start

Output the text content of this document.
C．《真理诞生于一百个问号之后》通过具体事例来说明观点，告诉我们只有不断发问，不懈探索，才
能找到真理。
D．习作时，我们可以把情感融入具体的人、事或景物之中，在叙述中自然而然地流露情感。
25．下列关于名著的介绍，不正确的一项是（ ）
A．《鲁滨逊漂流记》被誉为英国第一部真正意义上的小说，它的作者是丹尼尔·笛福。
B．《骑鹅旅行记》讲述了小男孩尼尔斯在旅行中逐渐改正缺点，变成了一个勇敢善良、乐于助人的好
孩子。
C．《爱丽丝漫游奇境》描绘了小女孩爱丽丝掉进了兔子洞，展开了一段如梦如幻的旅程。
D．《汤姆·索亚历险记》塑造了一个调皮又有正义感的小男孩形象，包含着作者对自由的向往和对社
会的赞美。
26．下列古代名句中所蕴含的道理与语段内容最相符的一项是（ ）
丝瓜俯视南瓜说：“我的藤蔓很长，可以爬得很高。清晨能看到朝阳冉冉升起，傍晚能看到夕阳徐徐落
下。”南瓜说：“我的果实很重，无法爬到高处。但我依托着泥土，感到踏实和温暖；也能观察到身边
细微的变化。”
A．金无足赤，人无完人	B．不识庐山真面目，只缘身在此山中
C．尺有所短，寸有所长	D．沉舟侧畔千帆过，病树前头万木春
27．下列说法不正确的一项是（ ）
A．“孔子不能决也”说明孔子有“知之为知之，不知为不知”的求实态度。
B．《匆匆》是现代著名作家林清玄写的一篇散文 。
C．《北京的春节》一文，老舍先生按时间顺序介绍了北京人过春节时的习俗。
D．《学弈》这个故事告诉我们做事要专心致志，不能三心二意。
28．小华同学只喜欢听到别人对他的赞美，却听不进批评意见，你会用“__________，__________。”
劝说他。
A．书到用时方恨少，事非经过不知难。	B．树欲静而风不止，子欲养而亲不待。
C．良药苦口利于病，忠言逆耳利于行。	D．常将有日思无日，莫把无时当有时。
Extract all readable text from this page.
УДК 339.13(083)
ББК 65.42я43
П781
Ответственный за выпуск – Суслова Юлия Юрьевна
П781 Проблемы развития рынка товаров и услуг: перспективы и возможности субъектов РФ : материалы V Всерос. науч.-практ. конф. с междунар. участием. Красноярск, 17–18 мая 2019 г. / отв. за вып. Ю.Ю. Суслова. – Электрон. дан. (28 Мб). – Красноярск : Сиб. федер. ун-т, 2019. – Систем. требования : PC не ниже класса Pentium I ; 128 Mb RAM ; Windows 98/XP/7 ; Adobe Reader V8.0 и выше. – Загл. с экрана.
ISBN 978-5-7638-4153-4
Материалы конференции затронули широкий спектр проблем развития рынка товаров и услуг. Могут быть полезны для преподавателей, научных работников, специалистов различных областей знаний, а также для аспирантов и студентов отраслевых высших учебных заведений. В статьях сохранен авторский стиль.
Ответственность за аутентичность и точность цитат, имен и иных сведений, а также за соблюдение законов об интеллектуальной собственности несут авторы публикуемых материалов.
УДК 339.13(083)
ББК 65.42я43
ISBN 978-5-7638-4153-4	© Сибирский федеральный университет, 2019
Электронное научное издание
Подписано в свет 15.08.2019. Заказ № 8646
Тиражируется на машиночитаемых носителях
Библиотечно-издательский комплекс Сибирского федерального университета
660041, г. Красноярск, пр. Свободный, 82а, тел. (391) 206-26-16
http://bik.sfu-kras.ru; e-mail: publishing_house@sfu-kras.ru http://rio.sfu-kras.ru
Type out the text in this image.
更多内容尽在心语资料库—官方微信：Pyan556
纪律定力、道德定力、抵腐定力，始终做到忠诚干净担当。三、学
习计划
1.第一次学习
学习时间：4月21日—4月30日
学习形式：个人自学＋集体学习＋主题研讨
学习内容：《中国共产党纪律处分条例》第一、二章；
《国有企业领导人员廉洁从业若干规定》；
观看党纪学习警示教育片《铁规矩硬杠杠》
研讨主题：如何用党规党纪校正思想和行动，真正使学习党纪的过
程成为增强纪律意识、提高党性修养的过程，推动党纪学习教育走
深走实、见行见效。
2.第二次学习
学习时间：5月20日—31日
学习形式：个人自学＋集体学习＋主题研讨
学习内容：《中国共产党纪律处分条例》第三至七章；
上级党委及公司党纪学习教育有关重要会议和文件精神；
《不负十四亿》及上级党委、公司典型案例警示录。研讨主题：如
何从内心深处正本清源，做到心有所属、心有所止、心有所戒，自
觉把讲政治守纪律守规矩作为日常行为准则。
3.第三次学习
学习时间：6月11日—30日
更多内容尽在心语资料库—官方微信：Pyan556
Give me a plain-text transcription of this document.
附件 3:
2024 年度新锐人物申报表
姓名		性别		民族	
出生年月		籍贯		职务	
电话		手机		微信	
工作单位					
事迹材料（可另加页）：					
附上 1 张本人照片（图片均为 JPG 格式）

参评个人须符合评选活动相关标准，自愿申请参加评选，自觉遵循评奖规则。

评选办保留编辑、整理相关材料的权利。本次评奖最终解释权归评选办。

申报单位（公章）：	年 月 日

end

• **Short exercise**: Only the lines from the one holding "Extract all readable text from this page." through the end of the listing should be given again, exactly and with both ends included.

• **Solution to this task**:
Extract all readable text from this page.
УДК 339.13(083)
ББК 65.42я43
П781
Ответственный за выпуск – Суслова Юлия Юрьевна
П781 Проблемы развития рынка товаров и услуг: перспективы и возможности субъектов РФ : материалы V Всерос. науч.-практ. конф. с междунар. участием. Красноярск, 17–18 мая 2019 г. / отв. за вып. Ю.Ю. Суслова. – Электрон. дан. (28 Мб). – Красноярск : Сиб. федер. ун-т, 2019. – Систем. требования : PC не ниже класса Pentium I ; 128 Mb RAM ; Windows 98/XP/7 ; Adobe Reader V8.0 и выше. – Загл. с экрана.
ISBN 978-5-7638-4153-4
Материалы конференции затронули широкий спектр проблем развития рынка товаров и услуг. Могут быть полезны для преподавателей, научных работников, специалистов различных областей знаний, а также для аспирантов и студентов отраслевых высших учебных заведений. В статьях сохранен авторский стиль.
Ответственность за аутентичность и точность цитат, имен и иных сведений, а также за соблюдение законов об интеллектуальной собственности несут авторы публикуемых материалов.
УДК 339.13(083)
ББК 65.42я43
ISBN 978-5-7638-4153-4	© Сибирский федеральный университет, 2019
Электронное научное издание
Подписано в свет 15.08.2019. Заказ № 8646
Тиражируется на машиночитаемых носителях
Библиотечно-издательский комплекс Сибирского федерального университета
660041, г. Красноярск, пр. Свободный, 82а, тел. (391) 206-26-16
http://bik.sfu-kras.ru; e-mail: publishing_house@sfu-kras.ru http://rio.sfu-kras.ru
Type out the text in this image.
更多内容尽在心语资料库—官方微信：Pyan556
纪律定力、道德定力、抵腐定力，始终做到忠诚干净担当。三、学
习计划
1.第一次学习
学习时间：4月21日—4月30日
学习形式：个人自学＋集体学习＋主题研讨
学习内容：《中国共产党纪律处分条例》第一、二章；
《国有企业领导人员廉洁从业若干规定》；
观看党纪学习警示教育片《铁规矩硬杠杠》
研讨主题：如何用党规党纪校正思想和行动，真正使学习党纪的过
程成为增强纪律意识、提高党性修养的过程，推动党纪学习教育走
深走实、见行见效。
2.第二次学习
学习时间：5月20日—31日
学习形式：个人自学＋集体学习＋主题研讨
学习内容：《中国共产党纪律处分条例》第三至七章；
上级党委及公司党纪学习教育有关重要会议和文件精神；
《不负十四亿》及上级党委、公司典型案例警示录。研讨主题：如
何从内心深处正本清源，做到心有所属、心有所止、心有所戒，自
觉把讲政治守纪律守规矩作为日常行为准则。
3.第三次学习
学习时间：6月11日—30日
更多内容尽在心语资料库—官方微信：Pyan556
Give me a plain-text transcription of this document.
附件 3:
2024 年度新锐人物申报表
姓名		性别		民族	
出生年月		籍贯		职务	
电话		手机		微信	
工作单位					
事迹材料（可另加页）：					
附上 1 张本人照片（图片均为 JPG 格式）

参评个人须符合评选活动相关标准，自愿申请参加评选，自觉遵循评奖规则。

评选办保留编辑、整理相关材料的权利。本次评奖最终解释权归评选办。

申报单位（公章）：	年 月 日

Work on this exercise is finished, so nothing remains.